Избранный фрагмент –
Характерна, по словам Л. Е. Белозерской, приводимым Вл. Купченко и 3. Давыдовым, и такая коктебельская история. Здесь отдыхала писательница С. 3. Федорченко. «В Коктебеле был весьма ограниченный выбор продуктов: «из чего сделать обед» — вечная проблема. Фруктов и овощей — изобилие, из остального же — только баранина и рис. Федорченко капризничает, ничего не хочет есть. Булгаков рекомендован ей как врач. Предварительно осведомившись на кухне об очередном меню, он изучал пульс писательницы и давал соответствующие рекомендации: «Я советую на сегодня к завтраку… К обеду… Ну, а на ужин, пожалуй…» Кухня ему в ножки кланялась…» Федорченко «стала выздоравливать».

«Вечером у нас — Ильф с женой, Петров с женой…» В дневниковых записях Е. С. Булгаковой несколько раз упоминается И. А. Ильф. Пишет она и о его безвременной смерти от туберкулеза. Михаил Афанасьевич относился к авторам «Двенадцати стульев» и «Золотого теленка» с симпатией и нежностью, несомненно, стараясь повлиять на состояние Ильфа и как доктор, и как психолог. Всякий раз Илья Арнольдович уходил из булгаковского дома приободренным и успокоившимся. Даже атмосфера скромного застолья и теплое внимание Михаила Афанасьевича к нему служили своеобразным психотерапевтическим лекарством для Ильфа. Это происходило во времена, когда, как вспоминает В. Я. Виленкин, в квартире в Нащокинском переулке нередко звучала горько-шутливая фраза Михаила Афанасьевича, произведения которого не печатали и не ставили: «Ничего, я люстру продам!»

Выдержки из записей –
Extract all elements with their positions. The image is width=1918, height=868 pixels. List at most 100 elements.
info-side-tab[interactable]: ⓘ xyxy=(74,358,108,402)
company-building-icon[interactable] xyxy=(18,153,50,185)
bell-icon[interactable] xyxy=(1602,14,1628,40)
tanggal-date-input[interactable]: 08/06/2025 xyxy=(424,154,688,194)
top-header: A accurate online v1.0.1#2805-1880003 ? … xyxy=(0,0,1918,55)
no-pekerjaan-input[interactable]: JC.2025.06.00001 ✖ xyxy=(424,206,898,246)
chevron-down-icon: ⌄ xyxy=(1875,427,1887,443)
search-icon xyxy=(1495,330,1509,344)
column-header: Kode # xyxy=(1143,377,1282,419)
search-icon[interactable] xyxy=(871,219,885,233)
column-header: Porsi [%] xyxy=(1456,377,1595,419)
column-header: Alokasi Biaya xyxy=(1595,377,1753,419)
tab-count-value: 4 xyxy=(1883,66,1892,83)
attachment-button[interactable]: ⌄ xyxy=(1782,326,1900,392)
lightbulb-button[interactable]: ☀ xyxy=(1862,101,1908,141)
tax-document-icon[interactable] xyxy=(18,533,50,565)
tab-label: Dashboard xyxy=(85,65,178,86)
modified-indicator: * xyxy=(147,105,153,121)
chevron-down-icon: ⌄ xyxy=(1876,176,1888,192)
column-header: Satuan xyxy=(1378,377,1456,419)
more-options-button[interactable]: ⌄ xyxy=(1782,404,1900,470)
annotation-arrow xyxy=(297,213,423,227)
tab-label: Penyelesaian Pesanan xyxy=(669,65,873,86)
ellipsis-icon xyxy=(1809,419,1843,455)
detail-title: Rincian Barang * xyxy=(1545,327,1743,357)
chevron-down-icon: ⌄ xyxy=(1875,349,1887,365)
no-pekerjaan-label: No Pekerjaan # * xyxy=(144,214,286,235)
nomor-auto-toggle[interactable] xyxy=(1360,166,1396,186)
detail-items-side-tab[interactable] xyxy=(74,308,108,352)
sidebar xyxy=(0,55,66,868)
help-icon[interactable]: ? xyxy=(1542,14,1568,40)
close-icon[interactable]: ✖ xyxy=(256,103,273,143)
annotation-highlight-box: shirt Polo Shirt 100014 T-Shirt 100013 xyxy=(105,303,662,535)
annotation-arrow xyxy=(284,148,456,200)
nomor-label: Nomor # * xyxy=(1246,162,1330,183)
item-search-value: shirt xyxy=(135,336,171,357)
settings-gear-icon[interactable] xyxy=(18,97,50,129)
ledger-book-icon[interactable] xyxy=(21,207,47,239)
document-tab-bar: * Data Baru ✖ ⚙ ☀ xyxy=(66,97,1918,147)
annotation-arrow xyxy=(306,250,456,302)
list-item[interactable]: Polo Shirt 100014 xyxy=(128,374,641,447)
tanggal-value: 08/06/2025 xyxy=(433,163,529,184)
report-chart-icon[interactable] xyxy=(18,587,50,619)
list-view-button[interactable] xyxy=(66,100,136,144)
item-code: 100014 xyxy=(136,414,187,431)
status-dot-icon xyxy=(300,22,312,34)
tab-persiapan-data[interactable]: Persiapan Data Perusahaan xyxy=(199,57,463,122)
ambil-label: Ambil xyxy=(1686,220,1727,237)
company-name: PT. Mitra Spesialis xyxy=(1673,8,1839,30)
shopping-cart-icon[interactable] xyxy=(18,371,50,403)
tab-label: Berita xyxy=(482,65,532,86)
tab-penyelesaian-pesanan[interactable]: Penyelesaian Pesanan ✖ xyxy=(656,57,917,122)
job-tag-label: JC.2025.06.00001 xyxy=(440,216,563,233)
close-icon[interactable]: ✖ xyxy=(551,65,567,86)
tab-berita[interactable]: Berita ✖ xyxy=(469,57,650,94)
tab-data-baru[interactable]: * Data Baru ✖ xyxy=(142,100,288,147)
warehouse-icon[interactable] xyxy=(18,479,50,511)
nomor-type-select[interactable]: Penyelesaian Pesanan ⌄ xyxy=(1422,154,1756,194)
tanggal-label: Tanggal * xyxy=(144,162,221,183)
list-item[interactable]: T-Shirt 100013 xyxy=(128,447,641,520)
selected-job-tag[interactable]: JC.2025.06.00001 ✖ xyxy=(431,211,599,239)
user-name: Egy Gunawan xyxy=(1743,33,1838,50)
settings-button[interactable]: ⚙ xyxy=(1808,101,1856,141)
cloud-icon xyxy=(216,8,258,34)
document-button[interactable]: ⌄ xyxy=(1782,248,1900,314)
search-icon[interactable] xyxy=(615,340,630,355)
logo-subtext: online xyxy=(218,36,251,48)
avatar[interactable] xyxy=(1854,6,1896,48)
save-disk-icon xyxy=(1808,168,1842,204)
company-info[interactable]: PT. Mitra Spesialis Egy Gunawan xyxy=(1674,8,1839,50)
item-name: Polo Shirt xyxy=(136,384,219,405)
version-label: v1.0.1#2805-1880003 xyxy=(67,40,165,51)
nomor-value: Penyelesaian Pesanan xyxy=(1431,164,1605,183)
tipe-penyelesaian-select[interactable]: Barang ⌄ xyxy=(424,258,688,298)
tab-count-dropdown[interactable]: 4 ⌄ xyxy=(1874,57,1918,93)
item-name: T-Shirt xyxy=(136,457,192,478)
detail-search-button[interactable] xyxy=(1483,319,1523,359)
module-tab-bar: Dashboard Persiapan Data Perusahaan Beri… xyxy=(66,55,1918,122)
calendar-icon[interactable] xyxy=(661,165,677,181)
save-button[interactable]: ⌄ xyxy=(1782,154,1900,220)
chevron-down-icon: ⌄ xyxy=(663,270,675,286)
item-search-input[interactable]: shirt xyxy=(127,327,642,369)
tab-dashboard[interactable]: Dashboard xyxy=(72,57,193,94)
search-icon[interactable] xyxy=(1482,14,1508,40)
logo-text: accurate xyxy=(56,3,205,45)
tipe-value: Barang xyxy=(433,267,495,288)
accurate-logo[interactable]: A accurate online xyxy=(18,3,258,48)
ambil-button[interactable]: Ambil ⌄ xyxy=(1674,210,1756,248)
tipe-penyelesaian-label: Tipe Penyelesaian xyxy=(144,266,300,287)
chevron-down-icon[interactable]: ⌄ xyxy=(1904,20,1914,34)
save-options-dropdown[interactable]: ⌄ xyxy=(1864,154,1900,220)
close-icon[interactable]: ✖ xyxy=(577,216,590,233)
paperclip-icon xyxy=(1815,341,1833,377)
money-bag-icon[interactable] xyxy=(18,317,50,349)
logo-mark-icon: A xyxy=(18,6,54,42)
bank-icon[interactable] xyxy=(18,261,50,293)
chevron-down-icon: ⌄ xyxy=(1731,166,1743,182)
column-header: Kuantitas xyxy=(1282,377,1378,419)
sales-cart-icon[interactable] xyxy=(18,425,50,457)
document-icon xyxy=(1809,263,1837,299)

Условие задания –
Процитируйте целиком и без изменений фрагмент о Булгакове-враче.

Решение задания –
Характерна, по словам Л. Е. Белозерской, приводимым Вл. Купченко и 3. Давыдовым, и такая коктебельская история. Здесь отдыхала писательница С. 3. Федорченко. «В Коктебеле был весьма ограниченный выбор продуктов: «из чего сделать обед» — вечная проблема. Фруктов и овощей — изобилие, из остального же — только баранина и рис. Федорченко капризничает, ничего не хочет есть. Булгаков рекомендован ей как врач. Предварительно осведомившись на кухне об очередном меню, он изучал пульс писательницы и давал соответствующие рекомендации: «Я советую на сегодня к завтраку… К обеду… Ну, а на ужин, пожалуй…» Кухня ему в ножки кланялась…» Федорченко «стала выздоравливать».

«Вечером у нас — Ильф с женой, Петров с женой…» В дневниковых записях Е. С. Булгаковой несколько раз упоминается И. А. Ильф. Пишет она и о его безвременной смерти от туберкулеза. Михаил Афанасьевич относился к авторам «Двенадцати стульев» и «Золотого теленка» с симпатией и нежностью, несомненно, стараясь повлиять на состояние Ильфа и как доктор, и как психолог. Всякий раз Илья Арнольдович уходил из булгаковского дома приободренным и успокоившимся. Даже атмосфера скромного застолья и теплое внимание Михаила Афанасьевича к нему служили своеобразным психотерапевтическим лекарством для Ильфа. Это происходило во времена, когда, как вспоминает В. Я. Виленкин, в квартире в Нащокинском переулке нередко звучала горько-шутливая фраза Михаила Афанасьевича, произведения которого не печатали и не ставили: «Ничего, я люстру продам!»